### Required actions
1. Decide whether each statement below agrees with the passage on erenumab treatment. Answer yes or no for each and quote the words of the passage that decide it.
(a) Patients who had not reached a 30% or greater reduction in monthly headache days could move to the 140 mg dose for the third month.
(b) Normally distributed continuous variables were compared with the Wilcoxon signed-rank test.
(c) The primary endpoint was a reduction of 75% or more in monthly headache days at 3 months.
2. Write the next part of the passage on erenumab treatment, following on from its final sentence.

### Passage
>>>
Eligible patients were those who run a complete diary with monthly headache days (MHDs), monthly pain medication intake (MPMI), mean pain intensity (MPI) measured with the numeric rating scale, and the 6-item Headache Impact Test (HIT-6) [20], before entering the study and during the 3-month follow-up. Patients who were already taking a migraine preventive medication prior to starting erenumab were included in the study only if the medication dosage had been stable for at least 3 months and the dosage was not modified for the entire study period. At baseline, we collected demographic and anamnestic data, including headache characteristics. Patients were classified as triptan responders if they were headache free within 2 h after treating with one triptan at least three attacks [21]. Patients were classified as BoNTA responders if they had ≥ 50% reduction in MHDs; otherwise, they were classified as partial responders (30–50% reduction in MHDs) or non-responders (< 30%) [22]. Patients were treated with a monthly subcutaneous injection of 70 mg of erenumab for the first 2 months, then they continued with erenumab 70 mg or escalated to erenumab 140 mg subcutaneous injection for the third month if they did not achieve a reduction in MHDs ≥30%[23].
Endpoints and assessments
The primary endpoint was to assess the ≥ 50% reduction in MHDs at 3 months (≥ 50% responder rate). The secondary endpoints were as follows: to assess the ≥ 75% reduction in MHDs at 3 months (≥ 75% responder rate); the reduction of monthly pain medication intake and MHDs at each month; the evaluation of the MPI and the headache-related disability measured with the HIT-6 questionnaire. Additionally, we evaluated the percentage of patients who clinically converted from CM with MOH to EM every month, according to ICHD-3. Finally, we evaluated treatment safety, tolerability, and adherence.
Statistics
The statistical analysis was performed with IBM SPSS Statistics Version 26. The distribution of continuous variables was verified with the Kolmorogov-Smirnov normality test. The continuous normally distributed variables were expressed as mean ± standard deviation (SD) and compared using the paired t-test; while the continuous not normally distributed variables were expressed as median and interquartile range (IQR) and compared with the Wilcoxon signed-rank test. Fisher’s exact test was used for the categorical variables reported as counts and percentages. Logistic regression models were used to determine baseline epidemiological and anamnestic factors associated with erenumab response. The variables significantly associated with the responder status were then tested as independent variables in a multiple logistic regression model in order to test potentially independent association with responder status and to check for collinearity. Pearson’s chi-squared goodness of fit test was performed to assess the overall goodness of fit of the model. The odds ratios (OR) and the 95% confidence intervals (CI) of the risk factors were reported. All calculated p-values were two-tailed. Statistical significance was set at p < 0.05.
Data availability statement
The data that support the findings of this study are available from the corresponding author upon reasonable request.
<<<
### Input data
>>>
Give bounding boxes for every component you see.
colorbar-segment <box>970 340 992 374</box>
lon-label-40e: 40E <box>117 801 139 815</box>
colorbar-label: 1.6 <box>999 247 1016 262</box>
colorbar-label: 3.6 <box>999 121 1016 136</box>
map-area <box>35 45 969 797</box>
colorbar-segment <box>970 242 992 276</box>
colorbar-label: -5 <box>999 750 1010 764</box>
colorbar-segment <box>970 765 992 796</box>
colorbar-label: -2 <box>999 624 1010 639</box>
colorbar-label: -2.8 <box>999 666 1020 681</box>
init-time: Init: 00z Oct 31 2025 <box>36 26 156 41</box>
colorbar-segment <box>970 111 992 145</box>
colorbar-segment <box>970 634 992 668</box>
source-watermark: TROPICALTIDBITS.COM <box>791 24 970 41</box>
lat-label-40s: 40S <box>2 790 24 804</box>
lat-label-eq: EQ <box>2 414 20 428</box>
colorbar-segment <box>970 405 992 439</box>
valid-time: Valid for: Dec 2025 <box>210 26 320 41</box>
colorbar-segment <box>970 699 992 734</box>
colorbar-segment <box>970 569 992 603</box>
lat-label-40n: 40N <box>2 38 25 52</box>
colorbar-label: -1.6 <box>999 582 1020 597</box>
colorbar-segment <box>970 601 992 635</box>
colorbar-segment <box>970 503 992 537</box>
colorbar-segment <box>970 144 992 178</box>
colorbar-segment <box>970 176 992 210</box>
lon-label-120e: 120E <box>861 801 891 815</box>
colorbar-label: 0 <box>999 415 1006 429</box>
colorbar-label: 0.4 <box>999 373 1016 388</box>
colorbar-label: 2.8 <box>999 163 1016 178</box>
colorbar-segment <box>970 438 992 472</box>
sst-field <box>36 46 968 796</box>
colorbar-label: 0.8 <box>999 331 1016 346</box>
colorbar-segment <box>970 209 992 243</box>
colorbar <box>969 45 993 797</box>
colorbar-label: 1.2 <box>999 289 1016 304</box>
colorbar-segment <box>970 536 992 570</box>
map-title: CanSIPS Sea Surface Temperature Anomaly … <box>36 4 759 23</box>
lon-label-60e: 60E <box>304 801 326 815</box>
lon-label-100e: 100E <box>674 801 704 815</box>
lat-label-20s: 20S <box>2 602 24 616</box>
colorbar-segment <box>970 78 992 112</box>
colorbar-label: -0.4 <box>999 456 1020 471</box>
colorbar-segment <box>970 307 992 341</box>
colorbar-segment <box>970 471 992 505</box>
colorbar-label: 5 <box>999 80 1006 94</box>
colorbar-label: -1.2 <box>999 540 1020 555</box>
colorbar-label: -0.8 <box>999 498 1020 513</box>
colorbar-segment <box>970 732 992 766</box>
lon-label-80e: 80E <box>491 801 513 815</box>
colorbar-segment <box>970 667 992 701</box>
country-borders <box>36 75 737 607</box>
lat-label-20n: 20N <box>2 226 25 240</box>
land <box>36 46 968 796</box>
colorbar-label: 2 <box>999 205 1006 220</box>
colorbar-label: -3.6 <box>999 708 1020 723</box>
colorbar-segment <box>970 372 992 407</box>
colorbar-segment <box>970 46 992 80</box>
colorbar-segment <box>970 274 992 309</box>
<<<
### Outputs by task
1.
(a) Yes: "escalated to erenumab 140 mg subcutaneous injection for the third month if they did not achieve a reduction in MHDs ≥30%"
(b) No: "The continuous normally distributed variables were expressed as mean ± standard deviation (SD) and compared using the paired t-test"
(c) No: "The primary endpoint was to assess the ≥ 50% reduction in MHDs at 3 months (≥ 50% responder rate)"

2.
Results
Patient disposition and baseline characteristics
During the study period, 149 patients satisfied inclusion criteria among 396 migraineurs who received erenumab. Patients were selected from the tertiary headache centers of Bologna (73 out of 167 patients), Modena (56 out of 137 patients), Parma (14 out of 53 patients), and Ravenna (six out of 37 patients). Baseline epidemiological and anamnestic characteristics are summarized in Table 1. Most of the patients were females and medical history of depressive disorders were common (23%). More than half of the patients were responsive to triptans. Eighty-nine patients (59%) were taking at least one further migraine preventive drug treatment concomitantly with erenumab. Almost all patients failed BoNTA due to lack of efficacy (61% zero effect; 36% poor effect), while only four patients reported clinical benefits but discontinued BoNTA treatment due to tolerability issues. Previous failed migraine preventive medication classes are illustrated in Fig. 1. Seventy-nine patients (53%) escalated dosage of erenumab to 140 mg at the third dose because they displayed a < 30% reduction in MHDs (BoNTA non-responders). Only two patients discontinued study treatment after two doses due to personal choice related to lack of efficacy of erenumab 70 mg. No patients were lost to follow-up.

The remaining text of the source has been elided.